What you will do: Below is a block of records; repeat all of them exactly.

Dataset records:

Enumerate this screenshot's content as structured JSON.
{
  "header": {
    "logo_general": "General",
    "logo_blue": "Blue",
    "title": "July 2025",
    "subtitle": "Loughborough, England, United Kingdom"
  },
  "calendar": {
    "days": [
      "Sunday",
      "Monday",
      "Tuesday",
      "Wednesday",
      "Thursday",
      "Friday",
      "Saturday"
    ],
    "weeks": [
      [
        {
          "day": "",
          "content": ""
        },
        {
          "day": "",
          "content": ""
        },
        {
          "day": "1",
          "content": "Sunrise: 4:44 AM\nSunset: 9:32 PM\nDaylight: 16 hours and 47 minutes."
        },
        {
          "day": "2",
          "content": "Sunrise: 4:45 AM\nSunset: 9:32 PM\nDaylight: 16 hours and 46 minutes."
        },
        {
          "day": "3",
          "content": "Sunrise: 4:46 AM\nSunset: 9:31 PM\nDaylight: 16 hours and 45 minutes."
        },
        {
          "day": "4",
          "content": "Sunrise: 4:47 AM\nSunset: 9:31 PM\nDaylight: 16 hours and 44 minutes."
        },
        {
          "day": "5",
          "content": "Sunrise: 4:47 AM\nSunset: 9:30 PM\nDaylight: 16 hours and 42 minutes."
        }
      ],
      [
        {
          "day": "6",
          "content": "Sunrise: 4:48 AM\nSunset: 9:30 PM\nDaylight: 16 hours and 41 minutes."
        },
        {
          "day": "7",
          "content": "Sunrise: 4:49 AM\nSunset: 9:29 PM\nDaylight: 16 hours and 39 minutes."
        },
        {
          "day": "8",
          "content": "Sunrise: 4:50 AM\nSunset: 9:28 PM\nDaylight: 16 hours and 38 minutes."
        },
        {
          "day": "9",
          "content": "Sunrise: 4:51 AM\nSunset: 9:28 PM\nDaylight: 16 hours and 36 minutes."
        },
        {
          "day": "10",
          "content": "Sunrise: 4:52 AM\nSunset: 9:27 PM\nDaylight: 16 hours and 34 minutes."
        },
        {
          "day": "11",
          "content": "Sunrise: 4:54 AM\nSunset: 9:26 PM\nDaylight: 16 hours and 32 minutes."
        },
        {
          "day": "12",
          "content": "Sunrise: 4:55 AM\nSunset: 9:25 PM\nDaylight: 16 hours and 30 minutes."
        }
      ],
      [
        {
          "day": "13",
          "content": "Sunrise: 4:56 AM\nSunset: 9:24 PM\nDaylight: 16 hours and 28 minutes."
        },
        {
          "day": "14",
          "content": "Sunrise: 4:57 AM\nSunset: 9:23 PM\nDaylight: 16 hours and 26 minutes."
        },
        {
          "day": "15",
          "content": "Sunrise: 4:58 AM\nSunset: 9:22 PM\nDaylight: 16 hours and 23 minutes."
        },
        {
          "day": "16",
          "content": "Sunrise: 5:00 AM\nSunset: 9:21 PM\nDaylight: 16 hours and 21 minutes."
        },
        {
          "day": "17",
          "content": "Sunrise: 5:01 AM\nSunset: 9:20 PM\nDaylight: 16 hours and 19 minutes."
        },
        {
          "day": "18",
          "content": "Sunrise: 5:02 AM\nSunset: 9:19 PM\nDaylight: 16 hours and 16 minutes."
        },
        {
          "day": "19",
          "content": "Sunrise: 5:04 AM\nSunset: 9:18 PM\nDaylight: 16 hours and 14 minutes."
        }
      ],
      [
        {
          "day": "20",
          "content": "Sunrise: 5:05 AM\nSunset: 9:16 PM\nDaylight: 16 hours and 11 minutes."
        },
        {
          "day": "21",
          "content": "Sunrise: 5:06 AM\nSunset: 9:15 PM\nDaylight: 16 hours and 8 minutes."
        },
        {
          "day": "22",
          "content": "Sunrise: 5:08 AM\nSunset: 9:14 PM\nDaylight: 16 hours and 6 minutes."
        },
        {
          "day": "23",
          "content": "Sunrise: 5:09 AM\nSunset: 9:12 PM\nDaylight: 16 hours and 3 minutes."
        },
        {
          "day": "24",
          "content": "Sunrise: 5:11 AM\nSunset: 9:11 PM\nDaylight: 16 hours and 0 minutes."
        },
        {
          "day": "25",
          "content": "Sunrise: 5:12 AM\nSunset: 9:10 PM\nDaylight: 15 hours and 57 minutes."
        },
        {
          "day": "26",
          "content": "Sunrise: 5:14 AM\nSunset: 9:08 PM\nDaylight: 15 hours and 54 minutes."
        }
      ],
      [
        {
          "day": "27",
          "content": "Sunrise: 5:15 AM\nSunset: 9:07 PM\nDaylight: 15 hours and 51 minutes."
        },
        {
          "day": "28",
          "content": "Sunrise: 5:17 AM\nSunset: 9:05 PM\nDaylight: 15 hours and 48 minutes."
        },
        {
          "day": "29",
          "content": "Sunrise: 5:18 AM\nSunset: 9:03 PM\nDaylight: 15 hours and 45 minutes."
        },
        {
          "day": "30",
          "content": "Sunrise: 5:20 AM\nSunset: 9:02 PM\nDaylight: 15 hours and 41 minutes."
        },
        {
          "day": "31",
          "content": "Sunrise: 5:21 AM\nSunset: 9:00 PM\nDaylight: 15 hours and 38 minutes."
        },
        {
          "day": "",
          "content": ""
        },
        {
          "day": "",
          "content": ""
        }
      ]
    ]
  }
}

Full response:
Enumerate this screenshot's content as structured JSON.
{
  "header": {
    "logo_general": "General",
    "logo_blue": "Blue",
    "title": "July 2025",
    "subtitle": "Loughborough, England, United Kingdom"
  },
  "calendar": {
    "days": [
      "Sunday",
      "Monday",
      "Tuesday",
      "Wednesday",
      "Thursday",
      "Friday",
      "Saturday"
    ],
    "weeks": [
      [
        {
          "day": "",
          "content": ""
        },
        {
          "day": "",
          "content": ""
        },
        {
          "day": "1",
          "content": "Sunrise: 4:44 AM\nSunset: 9:32 PM\nDaylight: 16 hours and 47 minutes."
        },
        {
          "day": "2",
          "content": "Sunrise: 4:45 AM\nSunset: 9:32 PM\nDaylight: 16 hours and 46 minutes."
        },
        {
          "day": "3",
          "content": "Sunrise: 4:46 AM\nSunset: 9:31 PM\nDaylight: 16 hours and 45 minutes."
        },
        {
          "day": "4",
          "content": "Sunrise: 4:47 AM\nSunset: 9:31 PM\nDaylight: 16 hours and 44 minutes."
        },
        {
          "day": "5",
          "content": "Sunrise: 4:47 AM\nSunset: 9:30 PM\nDaylight: 16 hours and 42 minutes."
        }
      ],
      [
        {
          "day": "6",
          "content": "Sunrise: 4:48 AM\nSunset: 9:30 PM\nDaylight: 16 hours and 41 minutes."
        },
        {
          "day": "7",
          "content": "Sunrise: 4:49 AM\nSunset: 9:29 PM\nDaylight: 16 hours and 39 minutes."
        },
        {
          "day": "8",
          "content": "Sunrise: 4:50 AM\nSunset: 9:28 PM\nDaylight: 16 hours and 38 minutes."
        },
        {
          "day": "9",
          "content": "Sunrise: 4:51 AM\nSunset: 9:28 PM\nDaylight: 16 hours and 36 minutes."
        },
        {
          "day": "10",
          "content": "Sunrise: 4:52 AM\nSunset: 9:27 PM\nDaylight: 16 hours and 34 minutes."
        },
        {
          "day": "11",
          "content": "Sunrise: 4:54 AM\nSunset: 9:26 PM\nDaylight: 16 hours and 32 minutes."
        },
        {
          "day": "12",
          "content": "Sunrise: 4:55 AM\nSunset: 9:25 PM\nDaylight: 16 hours and 30 minutes."
        }
      ],
      [
        {
          "day": "13",
          "content": "Sunrise: 4:56 AM\nSunset: 9:24 PM\nDaylight: 16 hours and 28 minutes."
        },
        {
          "day": "14",
          "content": "Sunrise: 4:57 AM\nSunset: 9:23 PM\nDaylight: 16 hours and 26 minutes."
        },
        {
          "day": "15",
          "content": "Sunrise: 4:58 AM\nSunset: 9:22 PM\nDaylight: 16 hours and 23 minutes."
        },
        {
          "day": "16",
          "content": "Sunrise: 5:00 AM\nSunset: 9:21 PM\nDaylight: 16 hours and 21 minutes."
        },
        {
          "day": "17",
          "content": "Sunrise: 5:01 AM\nSunset: 9:20 PM\nDaylight: 16 hours and 19 minutes."
        },
        {
          "day": "18",
          "content": "Sunrise: 5:02 AM\nSunset: 9:19 PM\nDaylight: 16 hours and 16 minutes."
        },
        {
          "day": "19",
          "content": "Sunrise: 5:04 AM\nSunset: 9:18 PM\nDaylight: 16 hours and 14 minutes."
        }
      ],
      [
        {
          "day": "20",
          "content": "Sunrise: 5:05 AM\nSunset: 9:16 PM\nDaylight: 16 hours and 11 minutes."
        },
        {
          "day": "21",
          "content": "Sunrise: 5:06 AM\nSunset: 9:15 PM\nDaylight: 16 hours and 8 minutes."
        },
        {
          "day": "22",
          "content": "Sunrise: 5:08 AM\nSunset: 9:14 PM\nDaylight: 16 hours and 6 minutes."
        },
        {
          "day": "23",
          "content": "Sunrise: 5:09 AM\nSunset: 9:12 PM\nDaylight: 16 hours and 3 minutes."
        },
        {
          "day": "24",
          "content": "Sunrise: 5:11 AM\nSunset: 9:11 PM\nDaylight: 16 hours and 0 minutes."
        },
        {
          "day": "25",
          "content": "Sunrise: 5:12 AM\nSunset: 9:10 PM\nDaylight: 15 hours and 57 minutes."
        },
        {
          "day": "26",
          "content": "Sunrise: 5:14 AM\nSunset: 9:08 PM\nDaylight: 15 hours and 54 minutes."
        }
      ],
      [
        {
          "day": "27",
          "content": "Sunrise: 5:15 AM\nSunset: 9:07 PM\nDaylight: 15 hours and 51 minutes."
        },
        {
          "day": "28",
          "content": "Sunrise: 5:17 AM\nSunset: 9:05 PM\nDaylight: 15 hours and 48 minutes."
        },
        {
          "day": "29",
          "content": "Sunrise: 5:18 AM\nSunset: 9:03 PM\nDaylight: 15 hours and 45 minutes."
        },
        {
          "day": "30",
          "content": "Sunrise: 5:20 AM\nSunset: 9:02 PM\nDaylight: 15 hours and 41 minutes."
        },
        {
          "day": "31",
          "content": "Sunrise: 5:21 AM\nSunset: 9:00 PM\nDaylight: 15 hours and 38 minutes."
        },
        {
          "day": "",
          "content": ""
        },
        {
          "day": "",
          "content": ""
        }
      ]
    ]
  }
}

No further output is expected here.